### Short exercise
Copy out the complete listing, word for word.

### Stored data

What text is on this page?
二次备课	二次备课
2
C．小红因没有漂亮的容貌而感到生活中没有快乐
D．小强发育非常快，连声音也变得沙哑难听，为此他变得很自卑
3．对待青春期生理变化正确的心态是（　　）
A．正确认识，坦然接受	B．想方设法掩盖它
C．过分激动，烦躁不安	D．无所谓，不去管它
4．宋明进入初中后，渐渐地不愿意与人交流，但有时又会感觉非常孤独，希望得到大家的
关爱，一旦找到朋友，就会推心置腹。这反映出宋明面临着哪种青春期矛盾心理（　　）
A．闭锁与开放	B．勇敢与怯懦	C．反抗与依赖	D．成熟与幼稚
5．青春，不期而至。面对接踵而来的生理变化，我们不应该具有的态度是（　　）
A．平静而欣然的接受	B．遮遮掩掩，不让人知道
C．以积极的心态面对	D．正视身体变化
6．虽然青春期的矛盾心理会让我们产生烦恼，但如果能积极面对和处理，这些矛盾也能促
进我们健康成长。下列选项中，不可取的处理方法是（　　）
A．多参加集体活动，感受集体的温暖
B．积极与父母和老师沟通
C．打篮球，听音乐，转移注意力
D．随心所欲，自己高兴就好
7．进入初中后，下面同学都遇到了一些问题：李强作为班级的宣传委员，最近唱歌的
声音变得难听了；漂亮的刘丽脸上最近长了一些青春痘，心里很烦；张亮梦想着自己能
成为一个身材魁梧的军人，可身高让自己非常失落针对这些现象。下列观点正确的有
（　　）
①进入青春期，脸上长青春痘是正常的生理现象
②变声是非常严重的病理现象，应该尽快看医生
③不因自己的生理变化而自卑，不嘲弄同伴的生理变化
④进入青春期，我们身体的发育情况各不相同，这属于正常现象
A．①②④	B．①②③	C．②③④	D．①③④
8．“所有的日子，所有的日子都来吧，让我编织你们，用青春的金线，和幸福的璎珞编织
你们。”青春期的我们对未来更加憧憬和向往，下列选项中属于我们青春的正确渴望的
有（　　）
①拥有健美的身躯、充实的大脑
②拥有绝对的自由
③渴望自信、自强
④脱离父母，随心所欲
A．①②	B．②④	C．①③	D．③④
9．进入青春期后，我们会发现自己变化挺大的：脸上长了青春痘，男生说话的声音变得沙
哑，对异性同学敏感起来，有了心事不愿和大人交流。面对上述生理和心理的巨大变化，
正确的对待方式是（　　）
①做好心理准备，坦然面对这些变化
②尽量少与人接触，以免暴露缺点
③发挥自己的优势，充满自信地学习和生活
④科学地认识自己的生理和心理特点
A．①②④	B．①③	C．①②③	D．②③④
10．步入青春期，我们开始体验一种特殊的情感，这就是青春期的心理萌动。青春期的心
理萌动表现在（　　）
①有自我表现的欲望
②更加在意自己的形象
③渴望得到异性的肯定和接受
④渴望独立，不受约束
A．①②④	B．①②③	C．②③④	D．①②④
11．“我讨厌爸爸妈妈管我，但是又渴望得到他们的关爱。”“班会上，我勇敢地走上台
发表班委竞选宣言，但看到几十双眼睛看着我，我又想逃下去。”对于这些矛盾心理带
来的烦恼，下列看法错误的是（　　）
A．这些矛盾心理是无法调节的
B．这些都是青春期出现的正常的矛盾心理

### Problem solution
What text is on this page?
二次备课	二次备课
2
C．小红因没有漂亮的容貌而感到生活中没有快乐
D．小强发育非常快，连声音也变得沙哑难听，为此他变得很自卑
3．对待青春期生理变化正确的心态是（　　）
A．正确认识，坦然接受	B．想方设法掩盖它
C．过分激动，烦躁不安	D．无所谓，不去管它
4．宋明进入初中后，渐渐地不愿意与人交流，但有时又会感觉非常孤独，希望得到大家的
关爱，一旦找到朋友，就会推心置腹。这反映出宋明面临着哪种青春期矛盾心理（　　）
A．闭锁与开放	B．勇敢与怯懦	C．反抗与依赖	D．成熟与幼稚
5．青春，不期而至。面对接踵而来的生理变化，我们不应该具有的态度是（　　）
A．平静而欣然的接受	B．遮遮掩掩，不让人知道
C．以积极的心态面对	D．正视身体变化
6．虽然青春期的矛盾心理会让我们产生烦恼，但如果能积极面对和处理，这些矛盾也能促
进我们健康成长。下列选项中，不可取的处理方法是（　　）
A．多参加集体活动，感受集体的温暖
B．积极与父母和老师沟通
C．打篮球，听音乐，转移注意力
D．随心所欲，自己高兴就好
7．进入初中后，下面同学都遇到了一些问题：李强作为班级的宣传委员，最近唱歌的
声音变得难听了；漂亮的刘丽脸上最近长了一些青春痘，心里很烦；张亮梦想着自己能
成为一个身材魁梧的军人，可身高让自己非常失落针对这些现象。下列观点正确的有
（　　）
①进入青春期，脸上长青春痘是正常的生理现象
②变声是非常严重的病理现象，应该尽快看医生
③不因自己的生理变化而自卑，不嘲弄同伴的生理变化
④进入青春期，我们身体的发育情况各不相同，这属于正常现象
A．①②④	B．①②③	C．②③④	D．①③④
8．“所有的日子，所有的日子都来吧，让我编织你们，用青春的金线，和幸福的璎珞编织
你们。”青春期的我们对未来更加憧憬和向往，下列选项中属于我们青春的正确渴望的
有（　　）
①拥有健美的身躯、充实的大脑
②拥有绝对的自由
③渴望自信、自强
④脱离父母，随心所欲
A．①②	B．②④	C．①③	D．③④
9．进入青春期后，我们会发现自己变化挺大的：脸上长了青春痘，男生说话的声音变得沙
哑，对异性同学敏感起来，有了心事不愿和大人交流。面对上述生理和心理的巨大变化，
正确的对待方式是（　　）
①做好心理准备，坦然面对这些变化
②尽量少与人接触，以免暴露缺点
③发挥自己的优势，充满自信地学习和生活
④科学地认识自己的生理和心理特点
A．①②④	B．①③	C．①②③	D．②③④
10．步入青春期，我们开始体验一种特殊的情感，这就是青春期的心理萌动。青春期的心
理萌动表现在（　　）
①有自我表现的欲望
②更加在意自己的形象
③渴望得到异性的肯定和接受
④渴望独立，不受约束
A．①②④	B．①②③	C．②③④	D．①②④
11．“我讨厌爸爸妈妈管我，但是又渴望得到他们的关爱。”“班会上，我勇敢地走上台
发表班委竞选宣言，但看到几十双眼睛看着我，我又想逃下去。”对于这些矛盾心理带
来的烦恼，下列看法错误的是（　　）
A．这些矛盾心理是无法调节的
B．这些都是青春期出现的正常的矛盾心理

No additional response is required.